AIM ▸
In the listing below, locate the lines that hold the string "response". Copy those lines.

INPUT MATERIAL ▸
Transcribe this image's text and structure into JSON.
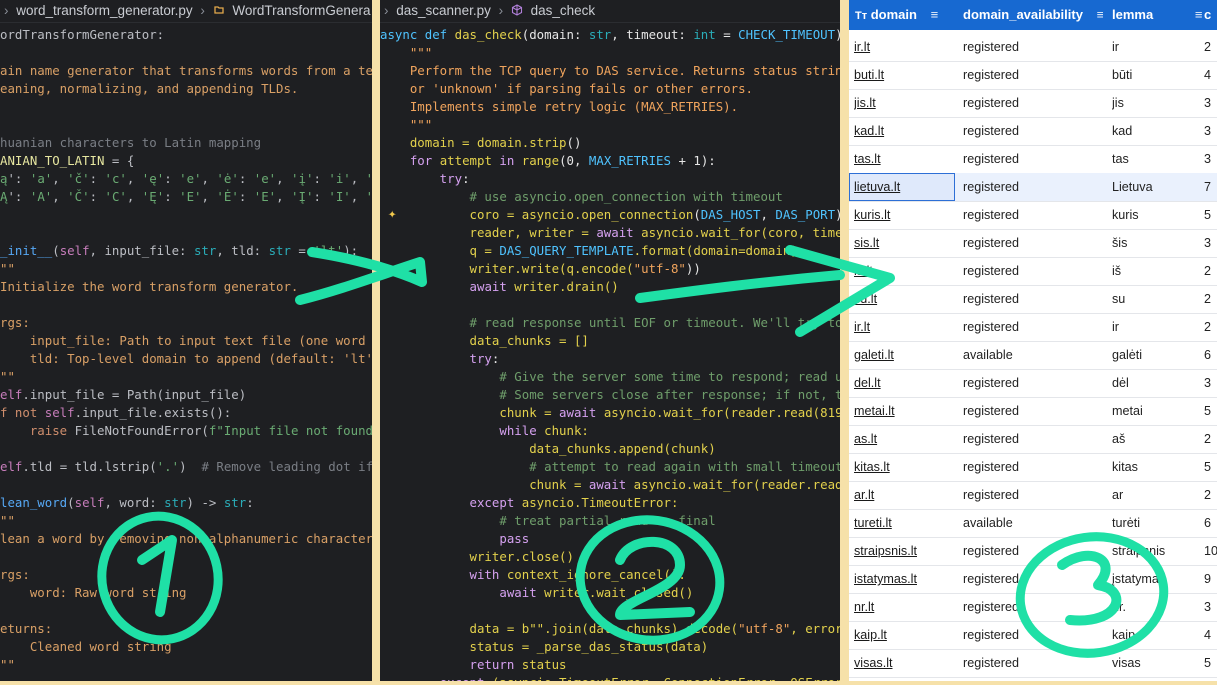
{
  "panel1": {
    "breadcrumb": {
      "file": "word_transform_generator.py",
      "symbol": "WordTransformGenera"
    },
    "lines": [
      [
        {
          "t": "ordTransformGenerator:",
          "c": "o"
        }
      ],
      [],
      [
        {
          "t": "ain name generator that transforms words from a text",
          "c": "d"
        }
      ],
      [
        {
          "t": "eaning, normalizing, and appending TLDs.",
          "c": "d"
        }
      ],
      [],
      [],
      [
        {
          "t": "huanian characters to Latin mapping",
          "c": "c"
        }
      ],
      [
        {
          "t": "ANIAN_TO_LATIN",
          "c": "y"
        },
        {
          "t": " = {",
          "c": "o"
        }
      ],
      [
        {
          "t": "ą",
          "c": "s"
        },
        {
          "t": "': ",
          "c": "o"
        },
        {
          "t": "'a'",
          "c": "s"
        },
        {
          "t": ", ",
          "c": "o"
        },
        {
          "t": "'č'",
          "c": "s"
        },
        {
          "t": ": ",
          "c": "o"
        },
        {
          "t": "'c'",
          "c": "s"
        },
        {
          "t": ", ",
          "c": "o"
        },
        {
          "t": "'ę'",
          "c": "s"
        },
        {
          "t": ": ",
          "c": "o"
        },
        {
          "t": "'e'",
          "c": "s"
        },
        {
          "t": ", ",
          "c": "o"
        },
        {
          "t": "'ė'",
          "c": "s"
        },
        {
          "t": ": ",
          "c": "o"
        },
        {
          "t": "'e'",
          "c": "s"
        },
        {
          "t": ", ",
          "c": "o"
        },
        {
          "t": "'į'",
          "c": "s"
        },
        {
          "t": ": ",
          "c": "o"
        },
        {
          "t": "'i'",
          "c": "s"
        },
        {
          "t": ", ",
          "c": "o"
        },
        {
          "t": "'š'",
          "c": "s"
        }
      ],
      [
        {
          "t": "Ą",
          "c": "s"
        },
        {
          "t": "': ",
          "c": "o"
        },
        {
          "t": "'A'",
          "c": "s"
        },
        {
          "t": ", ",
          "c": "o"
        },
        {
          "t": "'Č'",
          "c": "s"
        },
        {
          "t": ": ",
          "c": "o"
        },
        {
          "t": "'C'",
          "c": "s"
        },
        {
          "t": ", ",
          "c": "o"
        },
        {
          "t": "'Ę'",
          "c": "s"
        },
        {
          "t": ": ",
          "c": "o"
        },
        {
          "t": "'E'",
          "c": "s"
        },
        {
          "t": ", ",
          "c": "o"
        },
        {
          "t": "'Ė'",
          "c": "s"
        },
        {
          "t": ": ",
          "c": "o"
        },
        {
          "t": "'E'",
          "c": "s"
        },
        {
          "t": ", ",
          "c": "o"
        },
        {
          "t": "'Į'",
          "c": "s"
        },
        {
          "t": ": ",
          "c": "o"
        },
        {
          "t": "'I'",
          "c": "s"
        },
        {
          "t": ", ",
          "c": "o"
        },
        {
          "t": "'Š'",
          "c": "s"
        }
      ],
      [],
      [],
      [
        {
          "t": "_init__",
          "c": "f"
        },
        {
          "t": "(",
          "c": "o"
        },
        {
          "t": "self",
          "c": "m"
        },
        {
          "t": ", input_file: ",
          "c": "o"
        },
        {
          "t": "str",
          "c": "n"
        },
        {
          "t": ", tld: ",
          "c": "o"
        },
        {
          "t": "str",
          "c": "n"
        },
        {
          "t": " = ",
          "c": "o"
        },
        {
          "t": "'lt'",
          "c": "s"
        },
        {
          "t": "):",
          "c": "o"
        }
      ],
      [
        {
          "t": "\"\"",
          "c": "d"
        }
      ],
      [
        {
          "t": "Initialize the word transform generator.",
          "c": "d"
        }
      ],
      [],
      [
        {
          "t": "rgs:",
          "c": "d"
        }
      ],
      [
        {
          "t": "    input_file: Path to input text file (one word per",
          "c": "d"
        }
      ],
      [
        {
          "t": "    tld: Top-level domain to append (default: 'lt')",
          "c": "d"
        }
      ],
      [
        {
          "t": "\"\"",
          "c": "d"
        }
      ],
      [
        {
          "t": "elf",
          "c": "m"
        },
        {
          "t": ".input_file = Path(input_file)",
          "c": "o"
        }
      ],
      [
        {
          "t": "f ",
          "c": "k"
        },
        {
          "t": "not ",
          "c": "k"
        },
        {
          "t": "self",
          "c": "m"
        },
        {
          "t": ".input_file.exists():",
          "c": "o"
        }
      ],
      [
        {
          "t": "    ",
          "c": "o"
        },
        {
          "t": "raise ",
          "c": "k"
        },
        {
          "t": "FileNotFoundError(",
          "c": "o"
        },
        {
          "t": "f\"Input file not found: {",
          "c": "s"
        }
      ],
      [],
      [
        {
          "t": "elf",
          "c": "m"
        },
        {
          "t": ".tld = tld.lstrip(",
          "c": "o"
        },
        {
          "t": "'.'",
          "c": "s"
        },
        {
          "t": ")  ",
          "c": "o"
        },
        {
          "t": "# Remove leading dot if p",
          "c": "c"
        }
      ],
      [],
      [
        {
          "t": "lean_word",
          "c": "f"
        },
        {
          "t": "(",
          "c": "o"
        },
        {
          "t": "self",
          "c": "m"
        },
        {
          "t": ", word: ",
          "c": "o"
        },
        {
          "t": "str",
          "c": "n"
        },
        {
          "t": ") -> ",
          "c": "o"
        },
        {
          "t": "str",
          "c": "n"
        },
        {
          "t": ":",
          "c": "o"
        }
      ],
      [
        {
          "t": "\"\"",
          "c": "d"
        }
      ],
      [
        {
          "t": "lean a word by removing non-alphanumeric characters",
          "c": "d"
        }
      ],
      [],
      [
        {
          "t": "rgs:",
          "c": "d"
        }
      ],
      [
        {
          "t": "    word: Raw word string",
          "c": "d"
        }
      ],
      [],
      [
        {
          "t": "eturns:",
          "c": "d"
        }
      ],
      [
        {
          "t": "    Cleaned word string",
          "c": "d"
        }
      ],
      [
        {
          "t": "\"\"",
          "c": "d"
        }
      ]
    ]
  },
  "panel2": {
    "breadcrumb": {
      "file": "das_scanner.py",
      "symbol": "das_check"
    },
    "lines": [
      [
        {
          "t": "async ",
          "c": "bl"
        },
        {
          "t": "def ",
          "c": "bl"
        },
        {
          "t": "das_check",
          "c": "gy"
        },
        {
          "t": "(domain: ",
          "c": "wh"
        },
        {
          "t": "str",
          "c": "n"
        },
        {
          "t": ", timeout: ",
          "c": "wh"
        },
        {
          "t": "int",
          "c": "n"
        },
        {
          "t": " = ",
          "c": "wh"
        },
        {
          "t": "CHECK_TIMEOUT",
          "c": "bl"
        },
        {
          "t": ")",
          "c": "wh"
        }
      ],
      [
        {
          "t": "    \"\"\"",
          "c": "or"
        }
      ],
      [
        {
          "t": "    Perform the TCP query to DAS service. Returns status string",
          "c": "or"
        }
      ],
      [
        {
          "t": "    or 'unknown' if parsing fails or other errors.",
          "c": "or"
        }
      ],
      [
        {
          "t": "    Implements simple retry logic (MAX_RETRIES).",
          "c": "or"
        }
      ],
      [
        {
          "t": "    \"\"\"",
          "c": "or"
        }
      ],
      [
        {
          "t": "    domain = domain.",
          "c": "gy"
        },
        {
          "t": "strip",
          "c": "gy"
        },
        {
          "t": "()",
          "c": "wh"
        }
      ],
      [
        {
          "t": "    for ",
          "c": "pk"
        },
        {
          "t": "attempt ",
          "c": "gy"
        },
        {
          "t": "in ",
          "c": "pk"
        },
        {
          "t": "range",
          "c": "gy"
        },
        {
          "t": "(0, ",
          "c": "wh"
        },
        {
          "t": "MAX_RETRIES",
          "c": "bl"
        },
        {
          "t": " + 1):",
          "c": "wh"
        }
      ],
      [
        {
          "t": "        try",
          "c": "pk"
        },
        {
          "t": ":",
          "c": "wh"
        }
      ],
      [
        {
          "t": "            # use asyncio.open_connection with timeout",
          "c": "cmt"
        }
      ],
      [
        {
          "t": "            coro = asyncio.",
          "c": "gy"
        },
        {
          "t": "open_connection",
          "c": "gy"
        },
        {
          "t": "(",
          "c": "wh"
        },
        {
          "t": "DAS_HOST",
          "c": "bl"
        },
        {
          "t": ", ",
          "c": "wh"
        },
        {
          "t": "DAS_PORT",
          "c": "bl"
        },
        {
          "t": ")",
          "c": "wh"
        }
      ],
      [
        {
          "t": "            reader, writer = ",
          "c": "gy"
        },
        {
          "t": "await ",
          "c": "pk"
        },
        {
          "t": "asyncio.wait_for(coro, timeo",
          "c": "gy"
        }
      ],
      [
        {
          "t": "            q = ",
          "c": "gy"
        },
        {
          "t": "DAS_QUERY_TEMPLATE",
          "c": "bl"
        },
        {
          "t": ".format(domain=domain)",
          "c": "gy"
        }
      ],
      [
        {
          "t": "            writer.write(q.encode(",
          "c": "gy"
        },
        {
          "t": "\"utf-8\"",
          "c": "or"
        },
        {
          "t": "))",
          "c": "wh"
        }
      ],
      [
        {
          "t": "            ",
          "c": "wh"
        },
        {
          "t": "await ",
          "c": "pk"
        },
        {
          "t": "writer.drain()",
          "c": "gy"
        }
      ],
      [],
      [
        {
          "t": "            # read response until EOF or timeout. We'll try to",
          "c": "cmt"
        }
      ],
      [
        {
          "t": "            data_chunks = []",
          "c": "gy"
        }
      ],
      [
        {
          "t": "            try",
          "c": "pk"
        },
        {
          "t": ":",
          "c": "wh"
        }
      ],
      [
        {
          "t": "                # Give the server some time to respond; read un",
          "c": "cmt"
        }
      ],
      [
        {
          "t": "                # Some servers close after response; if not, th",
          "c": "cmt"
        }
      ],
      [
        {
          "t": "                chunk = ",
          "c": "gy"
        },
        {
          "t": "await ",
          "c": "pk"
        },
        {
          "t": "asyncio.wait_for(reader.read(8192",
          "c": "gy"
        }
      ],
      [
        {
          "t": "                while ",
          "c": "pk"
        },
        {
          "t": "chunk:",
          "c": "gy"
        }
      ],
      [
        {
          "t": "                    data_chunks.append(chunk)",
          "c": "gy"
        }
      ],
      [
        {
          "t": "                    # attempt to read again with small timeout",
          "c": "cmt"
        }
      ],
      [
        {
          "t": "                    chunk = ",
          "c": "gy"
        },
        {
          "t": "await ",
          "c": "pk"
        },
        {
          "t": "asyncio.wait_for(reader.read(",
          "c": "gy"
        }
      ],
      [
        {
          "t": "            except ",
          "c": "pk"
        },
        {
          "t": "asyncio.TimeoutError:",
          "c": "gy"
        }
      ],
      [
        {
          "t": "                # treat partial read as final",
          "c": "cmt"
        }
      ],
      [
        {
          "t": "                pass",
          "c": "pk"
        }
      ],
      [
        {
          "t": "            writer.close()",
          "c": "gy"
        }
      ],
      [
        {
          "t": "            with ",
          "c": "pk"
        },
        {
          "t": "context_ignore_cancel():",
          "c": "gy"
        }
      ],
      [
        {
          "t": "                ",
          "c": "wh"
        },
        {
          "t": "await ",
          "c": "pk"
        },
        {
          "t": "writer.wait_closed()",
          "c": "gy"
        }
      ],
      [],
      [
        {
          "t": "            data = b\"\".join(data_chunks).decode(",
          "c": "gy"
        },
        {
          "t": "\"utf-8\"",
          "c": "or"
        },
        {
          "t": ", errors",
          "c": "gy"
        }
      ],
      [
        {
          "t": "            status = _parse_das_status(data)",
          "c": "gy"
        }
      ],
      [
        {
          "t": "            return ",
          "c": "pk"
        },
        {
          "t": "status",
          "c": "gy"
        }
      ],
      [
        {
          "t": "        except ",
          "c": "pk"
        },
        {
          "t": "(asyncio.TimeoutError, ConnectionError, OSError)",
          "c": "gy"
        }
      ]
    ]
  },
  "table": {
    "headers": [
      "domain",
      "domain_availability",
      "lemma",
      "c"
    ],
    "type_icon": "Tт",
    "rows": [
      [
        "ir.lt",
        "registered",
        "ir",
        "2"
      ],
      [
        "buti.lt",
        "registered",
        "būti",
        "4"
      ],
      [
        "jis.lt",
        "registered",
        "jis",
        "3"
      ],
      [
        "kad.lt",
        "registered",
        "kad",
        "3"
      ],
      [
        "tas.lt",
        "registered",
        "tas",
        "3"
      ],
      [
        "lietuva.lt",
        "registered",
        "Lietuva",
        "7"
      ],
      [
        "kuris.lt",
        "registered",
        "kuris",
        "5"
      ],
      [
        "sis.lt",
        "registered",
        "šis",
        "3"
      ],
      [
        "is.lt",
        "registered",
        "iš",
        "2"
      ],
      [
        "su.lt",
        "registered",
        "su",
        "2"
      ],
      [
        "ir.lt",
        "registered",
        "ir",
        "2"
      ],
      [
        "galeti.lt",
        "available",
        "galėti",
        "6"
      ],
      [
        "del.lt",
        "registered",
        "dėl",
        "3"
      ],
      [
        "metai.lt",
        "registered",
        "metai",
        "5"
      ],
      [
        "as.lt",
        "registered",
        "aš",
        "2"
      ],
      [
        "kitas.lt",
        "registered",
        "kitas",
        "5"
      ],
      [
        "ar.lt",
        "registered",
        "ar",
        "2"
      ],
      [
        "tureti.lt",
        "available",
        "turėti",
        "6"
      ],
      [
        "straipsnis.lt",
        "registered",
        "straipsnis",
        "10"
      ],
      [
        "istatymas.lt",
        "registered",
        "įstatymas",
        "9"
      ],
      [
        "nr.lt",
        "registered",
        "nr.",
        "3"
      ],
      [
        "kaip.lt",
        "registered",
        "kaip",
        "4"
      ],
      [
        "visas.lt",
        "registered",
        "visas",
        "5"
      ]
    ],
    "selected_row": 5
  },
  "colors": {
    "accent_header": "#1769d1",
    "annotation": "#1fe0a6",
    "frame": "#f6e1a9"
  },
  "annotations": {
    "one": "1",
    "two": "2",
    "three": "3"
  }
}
...
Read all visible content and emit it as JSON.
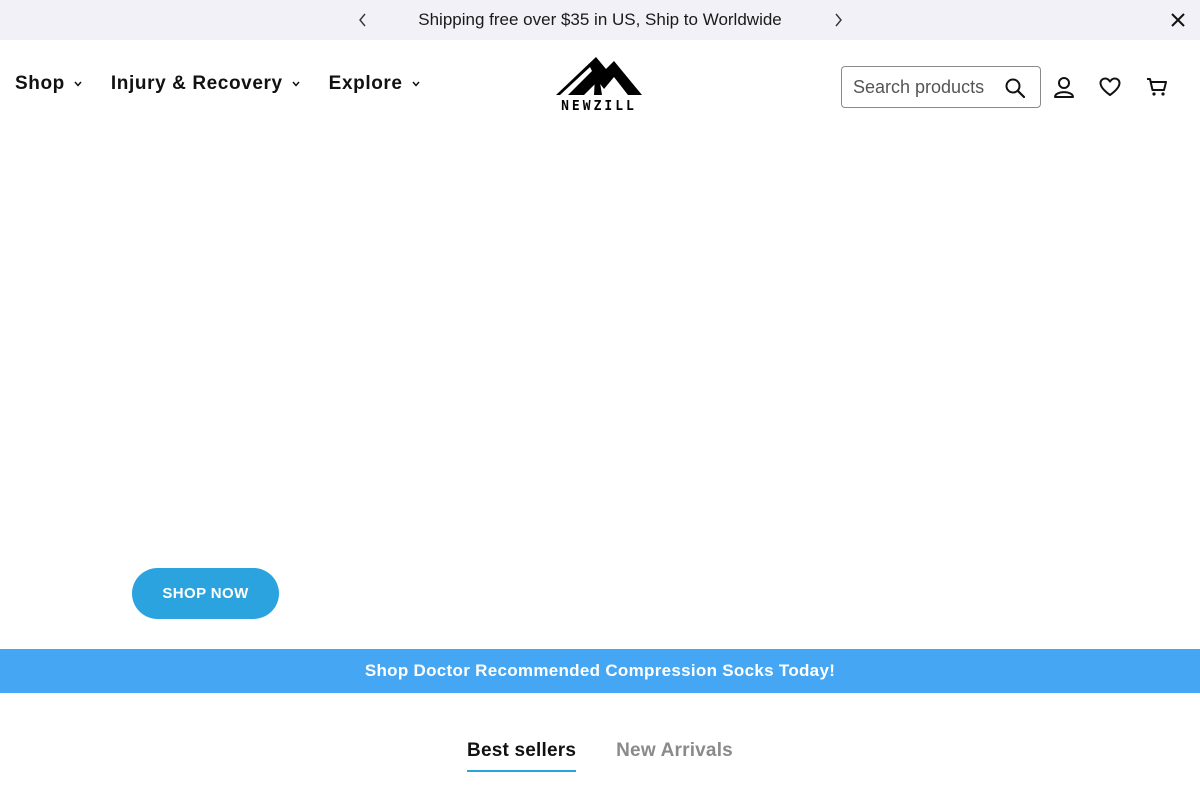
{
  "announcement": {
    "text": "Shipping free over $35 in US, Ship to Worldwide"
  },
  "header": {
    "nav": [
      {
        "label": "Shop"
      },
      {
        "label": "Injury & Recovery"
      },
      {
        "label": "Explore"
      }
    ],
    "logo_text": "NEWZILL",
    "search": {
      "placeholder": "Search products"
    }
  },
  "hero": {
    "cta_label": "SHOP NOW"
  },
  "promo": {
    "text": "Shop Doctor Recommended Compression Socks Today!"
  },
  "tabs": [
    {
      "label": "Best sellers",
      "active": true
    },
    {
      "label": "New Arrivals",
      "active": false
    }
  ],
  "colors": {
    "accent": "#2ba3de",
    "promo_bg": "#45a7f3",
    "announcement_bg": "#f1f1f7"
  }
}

EXERCISE SOLUTION ▸
          "t": "            # read response until EOF or timeout. We'll try to",
          "t": "                # Some servers close after response; if not, th",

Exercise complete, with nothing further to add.